▸ THE PROBLEM: Repeat every line of the listing below exactly, minus the pictures.

* START DATA EXCERPTS *

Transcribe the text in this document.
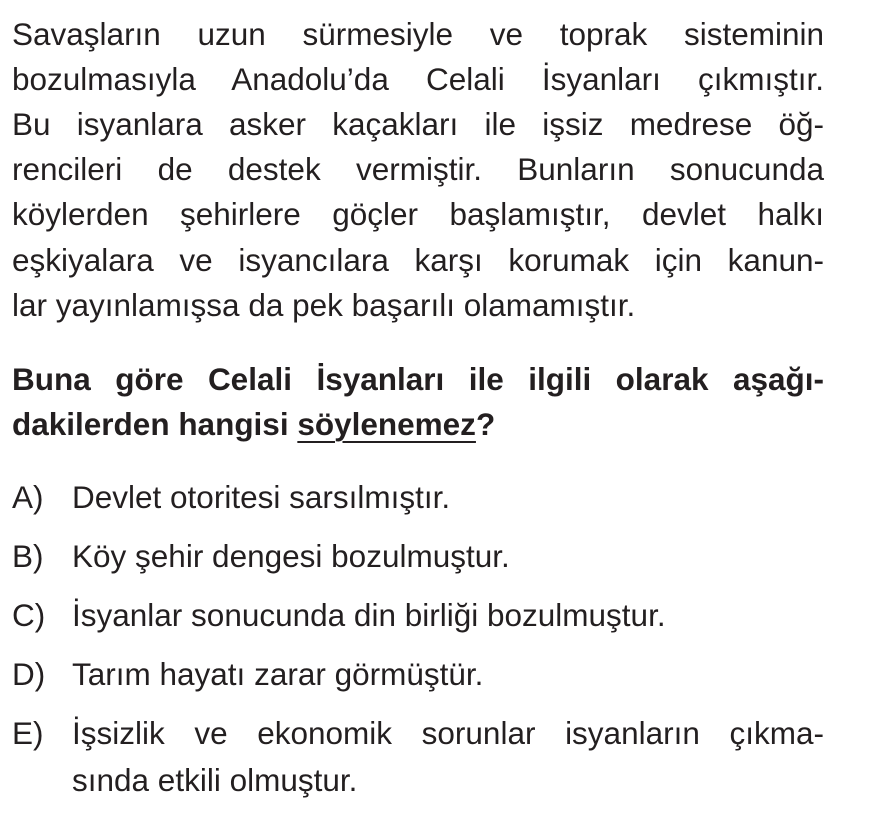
Savaşların uzun sürmesiyle ve toprak sisteminin
bozulmasıyla Anadolu’da Celali İsyanları çıkmıştır.
Bu isyanlara asker kaçakları ile işsiz medrese öğ-
rencileri de destek vermiştir. Bunların sonucunda
köylerden şehirlere göçler başlamıştır, devlet halkı
eşkiyalara ve isyancılara karşı korumak için kanun-
lar yayınlamışsa da pek başarılı olamamıştır.
Buna göre Celali İsyanları ile ilgili olarak aşağı-
dakilerden hangisi söylenemez?
A) Devlet otoritesi sarsılmıştır.
B) Köy şehir dengesi bozulmuştur.
C) İsyanlar sonucunda din birliği bozulmuştur.
D) Tarım hayatı zarar görmüştür.
E) İşsizlik ve ekonomik sorunlar isyanların çıkma-
sında etkili olmuştur.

* END DATA EXCERPTS *

▸ EXPECTED OUTPUT:
Transcribe the text in this document.
Savaşların uzun sürmesiyle ve toprak sisteminin
bozulmasıyla Anadolu’da Celali İsyanları çıkmıştır.
Bu isyanlara asker kaçakları ile işsiz medrese öğ-
rencileri de destek vermiştir. Bunların sonucunda
köylerden şehirlere göçler başlamıştır, devlet halkı
eşkiyalara ve isyancılara karşı korumak için kanun-
lar yayınlamışsa da pek başarılı olamamıştır.
Buna göre Celali İsyanları ile ilgili olarak aşağı-
dakilerden hangisi söylenemez?
A) Devlet otoritesi sarsılmıştır.
B) Köy şehir dengesi bozulmuştur.
C) İsyanlar sonucunda din birliği bozulmuştur.
D) Tarım hayatı zarar görmüştür.
E) İşsizlik ve ekonomik sorunlar isyanların çıkma-
sında etkili olmuştur.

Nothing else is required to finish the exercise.